§ **WRITTEN PROBLEM**
For the data below, work out how many lines contain the word "wavelength" and supply only that number.

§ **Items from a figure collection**
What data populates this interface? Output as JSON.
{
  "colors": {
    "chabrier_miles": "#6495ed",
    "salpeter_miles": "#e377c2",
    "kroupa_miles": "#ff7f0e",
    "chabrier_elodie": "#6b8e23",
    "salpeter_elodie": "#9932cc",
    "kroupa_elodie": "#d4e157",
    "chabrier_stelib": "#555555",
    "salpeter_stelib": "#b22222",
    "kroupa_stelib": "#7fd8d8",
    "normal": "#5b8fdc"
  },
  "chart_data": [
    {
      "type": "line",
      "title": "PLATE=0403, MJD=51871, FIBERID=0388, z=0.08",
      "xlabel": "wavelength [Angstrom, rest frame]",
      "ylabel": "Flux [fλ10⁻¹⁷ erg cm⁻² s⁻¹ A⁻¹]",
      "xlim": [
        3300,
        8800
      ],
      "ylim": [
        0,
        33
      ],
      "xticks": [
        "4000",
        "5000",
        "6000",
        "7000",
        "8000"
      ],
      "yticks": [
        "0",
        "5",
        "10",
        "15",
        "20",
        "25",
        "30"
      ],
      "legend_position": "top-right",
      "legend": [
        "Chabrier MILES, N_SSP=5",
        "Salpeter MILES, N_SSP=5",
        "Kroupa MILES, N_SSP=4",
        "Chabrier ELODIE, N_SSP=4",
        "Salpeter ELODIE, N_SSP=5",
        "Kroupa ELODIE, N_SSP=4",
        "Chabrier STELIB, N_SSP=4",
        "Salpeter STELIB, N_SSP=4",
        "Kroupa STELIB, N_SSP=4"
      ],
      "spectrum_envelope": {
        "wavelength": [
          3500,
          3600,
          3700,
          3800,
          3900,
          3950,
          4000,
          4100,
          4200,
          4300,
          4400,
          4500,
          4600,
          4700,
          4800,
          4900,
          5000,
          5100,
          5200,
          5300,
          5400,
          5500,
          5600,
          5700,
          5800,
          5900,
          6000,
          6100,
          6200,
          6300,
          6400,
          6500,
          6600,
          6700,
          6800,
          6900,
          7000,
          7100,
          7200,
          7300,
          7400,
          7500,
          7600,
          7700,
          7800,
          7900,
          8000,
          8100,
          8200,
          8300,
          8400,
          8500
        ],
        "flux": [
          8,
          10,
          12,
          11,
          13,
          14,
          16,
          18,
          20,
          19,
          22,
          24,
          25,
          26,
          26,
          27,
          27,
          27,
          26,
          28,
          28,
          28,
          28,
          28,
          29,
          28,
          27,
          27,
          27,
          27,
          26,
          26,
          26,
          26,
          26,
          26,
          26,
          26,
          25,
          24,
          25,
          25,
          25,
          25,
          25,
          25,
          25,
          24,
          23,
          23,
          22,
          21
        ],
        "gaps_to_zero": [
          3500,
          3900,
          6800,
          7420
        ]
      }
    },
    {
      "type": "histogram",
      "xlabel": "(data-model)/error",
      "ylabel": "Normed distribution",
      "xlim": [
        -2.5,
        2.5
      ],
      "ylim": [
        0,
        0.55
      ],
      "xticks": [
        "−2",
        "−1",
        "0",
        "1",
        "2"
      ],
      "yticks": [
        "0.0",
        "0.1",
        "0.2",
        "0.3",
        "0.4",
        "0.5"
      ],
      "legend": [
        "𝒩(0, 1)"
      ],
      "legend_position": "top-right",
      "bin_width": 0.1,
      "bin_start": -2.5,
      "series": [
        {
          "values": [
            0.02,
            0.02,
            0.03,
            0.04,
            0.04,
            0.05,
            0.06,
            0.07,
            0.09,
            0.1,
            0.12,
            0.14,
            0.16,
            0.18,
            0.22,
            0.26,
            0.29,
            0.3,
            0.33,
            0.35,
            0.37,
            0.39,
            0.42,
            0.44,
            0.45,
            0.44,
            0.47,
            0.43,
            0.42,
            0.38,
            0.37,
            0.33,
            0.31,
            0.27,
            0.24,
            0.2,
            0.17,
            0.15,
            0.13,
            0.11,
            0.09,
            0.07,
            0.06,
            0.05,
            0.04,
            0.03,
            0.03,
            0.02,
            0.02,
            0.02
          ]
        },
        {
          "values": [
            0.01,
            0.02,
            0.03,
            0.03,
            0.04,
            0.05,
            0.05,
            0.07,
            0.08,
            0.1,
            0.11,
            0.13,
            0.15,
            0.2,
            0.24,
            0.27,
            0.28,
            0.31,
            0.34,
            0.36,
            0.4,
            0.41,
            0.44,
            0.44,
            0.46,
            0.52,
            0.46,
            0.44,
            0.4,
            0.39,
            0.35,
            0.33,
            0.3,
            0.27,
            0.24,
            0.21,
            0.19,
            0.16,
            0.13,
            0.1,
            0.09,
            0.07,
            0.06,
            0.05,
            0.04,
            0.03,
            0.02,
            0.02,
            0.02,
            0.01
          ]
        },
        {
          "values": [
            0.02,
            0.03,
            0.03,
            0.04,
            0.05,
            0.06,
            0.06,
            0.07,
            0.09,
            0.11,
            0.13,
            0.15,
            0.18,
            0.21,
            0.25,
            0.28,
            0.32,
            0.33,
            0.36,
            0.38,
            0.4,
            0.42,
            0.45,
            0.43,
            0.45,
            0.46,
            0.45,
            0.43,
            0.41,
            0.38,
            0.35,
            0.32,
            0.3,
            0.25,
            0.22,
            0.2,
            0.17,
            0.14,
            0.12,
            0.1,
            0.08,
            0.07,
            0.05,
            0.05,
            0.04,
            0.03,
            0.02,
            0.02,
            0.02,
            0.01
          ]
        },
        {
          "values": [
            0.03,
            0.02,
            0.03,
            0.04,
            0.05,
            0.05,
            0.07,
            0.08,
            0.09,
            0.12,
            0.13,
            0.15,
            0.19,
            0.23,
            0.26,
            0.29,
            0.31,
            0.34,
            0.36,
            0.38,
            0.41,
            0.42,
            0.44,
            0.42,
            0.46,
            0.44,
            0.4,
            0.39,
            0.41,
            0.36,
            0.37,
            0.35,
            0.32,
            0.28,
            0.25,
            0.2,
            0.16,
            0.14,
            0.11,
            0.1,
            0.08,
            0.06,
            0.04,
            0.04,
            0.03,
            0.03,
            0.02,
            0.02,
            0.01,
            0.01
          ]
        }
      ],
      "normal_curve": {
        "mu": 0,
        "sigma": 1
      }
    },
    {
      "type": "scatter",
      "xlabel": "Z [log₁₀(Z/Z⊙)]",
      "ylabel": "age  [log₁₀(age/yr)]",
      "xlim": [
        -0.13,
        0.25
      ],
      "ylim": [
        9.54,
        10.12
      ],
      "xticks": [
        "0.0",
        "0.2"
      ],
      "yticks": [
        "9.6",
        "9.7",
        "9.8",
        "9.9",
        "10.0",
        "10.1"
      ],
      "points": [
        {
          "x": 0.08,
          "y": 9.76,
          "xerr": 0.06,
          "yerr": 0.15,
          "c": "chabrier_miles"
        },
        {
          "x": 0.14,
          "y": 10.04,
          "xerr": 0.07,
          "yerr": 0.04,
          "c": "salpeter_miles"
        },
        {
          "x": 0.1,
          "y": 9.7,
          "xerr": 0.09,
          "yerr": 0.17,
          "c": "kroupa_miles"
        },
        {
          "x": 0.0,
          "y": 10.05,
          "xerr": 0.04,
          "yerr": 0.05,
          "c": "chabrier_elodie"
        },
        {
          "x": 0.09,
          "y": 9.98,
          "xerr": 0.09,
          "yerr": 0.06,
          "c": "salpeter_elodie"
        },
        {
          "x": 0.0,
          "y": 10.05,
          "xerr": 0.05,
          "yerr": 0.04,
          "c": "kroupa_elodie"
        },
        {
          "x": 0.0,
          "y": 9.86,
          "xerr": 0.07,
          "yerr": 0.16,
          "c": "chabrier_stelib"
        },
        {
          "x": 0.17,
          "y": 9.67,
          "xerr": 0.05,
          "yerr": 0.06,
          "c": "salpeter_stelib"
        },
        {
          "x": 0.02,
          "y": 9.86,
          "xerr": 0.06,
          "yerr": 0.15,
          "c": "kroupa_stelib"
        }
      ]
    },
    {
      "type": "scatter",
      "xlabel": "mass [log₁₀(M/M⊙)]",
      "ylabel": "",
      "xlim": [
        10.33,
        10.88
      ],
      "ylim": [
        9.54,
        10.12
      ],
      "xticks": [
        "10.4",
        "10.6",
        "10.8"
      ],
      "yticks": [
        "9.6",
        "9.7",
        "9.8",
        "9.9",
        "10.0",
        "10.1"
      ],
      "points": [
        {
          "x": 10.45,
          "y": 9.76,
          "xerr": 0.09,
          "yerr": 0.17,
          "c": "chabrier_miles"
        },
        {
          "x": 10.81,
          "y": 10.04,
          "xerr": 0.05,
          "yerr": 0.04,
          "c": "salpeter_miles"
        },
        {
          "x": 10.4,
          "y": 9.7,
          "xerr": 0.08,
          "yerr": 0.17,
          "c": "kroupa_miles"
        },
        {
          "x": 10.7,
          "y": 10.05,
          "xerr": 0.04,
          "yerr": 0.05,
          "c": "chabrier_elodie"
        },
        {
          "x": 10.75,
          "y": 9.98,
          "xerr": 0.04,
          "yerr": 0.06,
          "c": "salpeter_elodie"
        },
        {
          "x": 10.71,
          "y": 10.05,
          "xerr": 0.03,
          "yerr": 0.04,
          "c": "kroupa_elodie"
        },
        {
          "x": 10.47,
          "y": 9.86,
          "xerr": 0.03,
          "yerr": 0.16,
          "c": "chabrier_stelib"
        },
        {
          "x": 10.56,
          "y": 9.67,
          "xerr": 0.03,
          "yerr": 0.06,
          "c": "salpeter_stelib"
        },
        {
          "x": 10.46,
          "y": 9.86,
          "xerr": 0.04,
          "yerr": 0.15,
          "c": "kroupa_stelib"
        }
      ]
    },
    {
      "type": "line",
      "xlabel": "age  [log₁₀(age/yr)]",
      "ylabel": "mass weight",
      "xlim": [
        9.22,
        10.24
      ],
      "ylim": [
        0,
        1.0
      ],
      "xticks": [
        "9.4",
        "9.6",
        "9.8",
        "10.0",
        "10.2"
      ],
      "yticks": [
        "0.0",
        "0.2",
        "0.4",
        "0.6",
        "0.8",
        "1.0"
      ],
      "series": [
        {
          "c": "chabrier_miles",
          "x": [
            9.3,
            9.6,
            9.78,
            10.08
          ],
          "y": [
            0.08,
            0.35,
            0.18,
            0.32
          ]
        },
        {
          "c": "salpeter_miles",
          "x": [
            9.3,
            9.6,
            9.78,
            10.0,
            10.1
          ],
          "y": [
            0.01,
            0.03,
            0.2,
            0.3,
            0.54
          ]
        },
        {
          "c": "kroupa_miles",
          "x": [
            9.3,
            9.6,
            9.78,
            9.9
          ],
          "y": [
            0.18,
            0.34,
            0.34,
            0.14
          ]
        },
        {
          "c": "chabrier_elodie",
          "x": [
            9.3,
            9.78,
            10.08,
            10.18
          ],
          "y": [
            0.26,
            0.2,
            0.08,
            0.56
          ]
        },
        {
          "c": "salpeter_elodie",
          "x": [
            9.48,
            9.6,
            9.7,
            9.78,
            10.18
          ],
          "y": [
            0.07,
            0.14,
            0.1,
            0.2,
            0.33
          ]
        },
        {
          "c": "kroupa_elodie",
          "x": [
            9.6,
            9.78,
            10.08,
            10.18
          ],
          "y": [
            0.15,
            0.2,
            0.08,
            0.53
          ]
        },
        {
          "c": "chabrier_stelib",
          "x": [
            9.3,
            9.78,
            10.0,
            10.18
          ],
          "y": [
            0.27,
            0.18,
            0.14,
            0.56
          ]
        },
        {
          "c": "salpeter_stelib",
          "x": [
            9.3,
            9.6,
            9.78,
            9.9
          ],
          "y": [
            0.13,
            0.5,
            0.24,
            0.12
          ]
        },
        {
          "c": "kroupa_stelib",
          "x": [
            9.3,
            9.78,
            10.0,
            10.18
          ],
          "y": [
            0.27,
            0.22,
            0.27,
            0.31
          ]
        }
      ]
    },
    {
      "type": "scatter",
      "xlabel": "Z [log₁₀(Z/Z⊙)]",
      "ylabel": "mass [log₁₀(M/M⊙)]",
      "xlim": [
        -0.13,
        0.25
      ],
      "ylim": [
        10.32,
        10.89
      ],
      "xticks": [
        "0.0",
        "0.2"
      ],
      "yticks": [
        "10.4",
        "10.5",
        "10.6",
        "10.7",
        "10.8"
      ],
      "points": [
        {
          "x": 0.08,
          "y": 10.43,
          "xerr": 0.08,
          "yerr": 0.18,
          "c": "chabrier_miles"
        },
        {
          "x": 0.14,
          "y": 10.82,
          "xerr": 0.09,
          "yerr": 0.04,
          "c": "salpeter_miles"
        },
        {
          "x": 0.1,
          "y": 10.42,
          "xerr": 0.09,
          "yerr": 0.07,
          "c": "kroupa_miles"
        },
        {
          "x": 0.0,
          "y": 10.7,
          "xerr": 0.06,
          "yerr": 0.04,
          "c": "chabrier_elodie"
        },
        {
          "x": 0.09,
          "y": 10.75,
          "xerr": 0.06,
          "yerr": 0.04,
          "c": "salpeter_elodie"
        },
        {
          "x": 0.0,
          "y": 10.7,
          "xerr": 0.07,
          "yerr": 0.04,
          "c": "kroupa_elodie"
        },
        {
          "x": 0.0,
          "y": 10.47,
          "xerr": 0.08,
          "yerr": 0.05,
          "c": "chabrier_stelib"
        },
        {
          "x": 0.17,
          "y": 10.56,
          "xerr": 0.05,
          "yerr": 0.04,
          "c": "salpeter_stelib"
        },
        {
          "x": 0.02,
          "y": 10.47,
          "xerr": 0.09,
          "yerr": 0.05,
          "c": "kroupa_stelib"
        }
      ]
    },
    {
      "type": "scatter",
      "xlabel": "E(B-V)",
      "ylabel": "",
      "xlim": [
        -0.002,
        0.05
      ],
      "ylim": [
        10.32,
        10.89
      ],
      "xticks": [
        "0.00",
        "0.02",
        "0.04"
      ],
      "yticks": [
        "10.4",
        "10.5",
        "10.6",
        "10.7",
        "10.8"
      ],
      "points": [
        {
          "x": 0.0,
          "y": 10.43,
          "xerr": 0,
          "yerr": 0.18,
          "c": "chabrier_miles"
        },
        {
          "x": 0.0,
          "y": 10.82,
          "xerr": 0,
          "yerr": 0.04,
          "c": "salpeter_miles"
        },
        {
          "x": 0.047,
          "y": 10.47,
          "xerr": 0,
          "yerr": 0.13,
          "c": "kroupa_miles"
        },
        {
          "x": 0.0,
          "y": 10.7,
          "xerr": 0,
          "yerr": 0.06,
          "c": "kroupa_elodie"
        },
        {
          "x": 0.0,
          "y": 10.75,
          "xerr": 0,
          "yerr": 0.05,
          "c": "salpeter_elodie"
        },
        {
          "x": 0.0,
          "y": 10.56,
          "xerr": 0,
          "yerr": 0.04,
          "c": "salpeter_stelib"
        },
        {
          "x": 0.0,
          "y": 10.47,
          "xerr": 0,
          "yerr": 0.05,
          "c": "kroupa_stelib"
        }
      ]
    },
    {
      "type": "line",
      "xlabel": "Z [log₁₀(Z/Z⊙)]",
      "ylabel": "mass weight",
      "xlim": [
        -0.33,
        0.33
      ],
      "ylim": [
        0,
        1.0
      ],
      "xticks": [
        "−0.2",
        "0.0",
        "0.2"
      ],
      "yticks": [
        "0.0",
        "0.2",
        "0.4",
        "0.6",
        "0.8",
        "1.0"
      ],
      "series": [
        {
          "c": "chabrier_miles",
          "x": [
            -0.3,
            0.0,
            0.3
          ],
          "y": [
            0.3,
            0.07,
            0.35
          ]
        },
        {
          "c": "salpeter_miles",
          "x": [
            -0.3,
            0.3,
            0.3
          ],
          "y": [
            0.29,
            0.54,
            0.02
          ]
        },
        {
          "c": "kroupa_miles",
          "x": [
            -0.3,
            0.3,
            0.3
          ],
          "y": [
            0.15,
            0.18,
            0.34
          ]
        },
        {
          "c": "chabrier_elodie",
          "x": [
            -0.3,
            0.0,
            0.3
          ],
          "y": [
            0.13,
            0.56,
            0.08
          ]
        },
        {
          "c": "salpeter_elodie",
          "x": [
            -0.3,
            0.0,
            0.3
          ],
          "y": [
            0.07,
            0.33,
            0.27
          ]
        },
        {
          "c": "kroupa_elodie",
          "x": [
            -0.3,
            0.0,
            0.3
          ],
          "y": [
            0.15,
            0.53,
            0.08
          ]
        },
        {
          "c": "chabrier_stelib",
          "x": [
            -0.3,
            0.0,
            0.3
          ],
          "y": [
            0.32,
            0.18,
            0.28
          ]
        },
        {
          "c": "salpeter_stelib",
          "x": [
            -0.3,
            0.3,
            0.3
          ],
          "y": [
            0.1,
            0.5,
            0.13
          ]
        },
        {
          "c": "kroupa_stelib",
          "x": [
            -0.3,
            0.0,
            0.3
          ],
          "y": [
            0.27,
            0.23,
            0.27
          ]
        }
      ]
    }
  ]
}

§ **THE COMPLETED TASK**
2